• **Extracted records**:
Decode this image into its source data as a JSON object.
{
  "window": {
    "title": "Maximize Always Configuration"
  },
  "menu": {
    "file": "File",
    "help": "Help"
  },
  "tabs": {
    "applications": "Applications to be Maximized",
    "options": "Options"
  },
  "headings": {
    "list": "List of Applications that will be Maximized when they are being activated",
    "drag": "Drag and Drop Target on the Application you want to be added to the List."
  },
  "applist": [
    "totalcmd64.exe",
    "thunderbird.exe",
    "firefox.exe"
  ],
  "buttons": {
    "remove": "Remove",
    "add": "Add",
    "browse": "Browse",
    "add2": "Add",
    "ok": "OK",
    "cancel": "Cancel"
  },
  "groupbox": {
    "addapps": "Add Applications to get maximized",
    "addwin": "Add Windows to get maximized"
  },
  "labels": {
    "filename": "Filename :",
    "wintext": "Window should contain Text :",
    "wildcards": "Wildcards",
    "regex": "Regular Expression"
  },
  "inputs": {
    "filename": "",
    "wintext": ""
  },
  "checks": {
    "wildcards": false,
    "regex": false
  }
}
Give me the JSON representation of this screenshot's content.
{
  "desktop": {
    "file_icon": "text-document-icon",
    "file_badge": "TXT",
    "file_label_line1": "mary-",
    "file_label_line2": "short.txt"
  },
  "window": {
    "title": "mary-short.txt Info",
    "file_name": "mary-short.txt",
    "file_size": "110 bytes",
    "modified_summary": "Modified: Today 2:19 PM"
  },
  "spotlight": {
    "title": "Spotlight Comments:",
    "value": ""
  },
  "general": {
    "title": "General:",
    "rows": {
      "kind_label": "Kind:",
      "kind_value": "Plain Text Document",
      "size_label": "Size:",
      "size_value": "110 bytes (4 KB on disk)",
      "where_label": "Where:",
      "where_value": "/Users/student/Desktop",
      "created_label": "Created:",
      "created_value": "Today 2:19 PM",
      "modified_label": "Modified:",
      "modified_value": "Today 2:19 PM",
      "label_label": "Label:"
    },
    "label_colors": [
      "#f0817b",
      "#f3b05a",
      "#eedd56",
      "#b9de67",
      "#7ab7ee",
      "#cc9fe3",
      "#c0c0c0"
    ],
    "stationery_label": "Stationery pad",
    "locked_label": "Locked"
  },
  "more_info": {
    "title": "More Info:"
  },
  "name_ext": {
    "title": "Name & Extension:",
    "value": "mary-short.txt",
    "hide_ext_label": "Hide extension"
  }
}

• **Written problem**: List every line above that contains the word "regex".

• **Response for this exercise**:
    "regex": "Regular Expression"
    "regex": false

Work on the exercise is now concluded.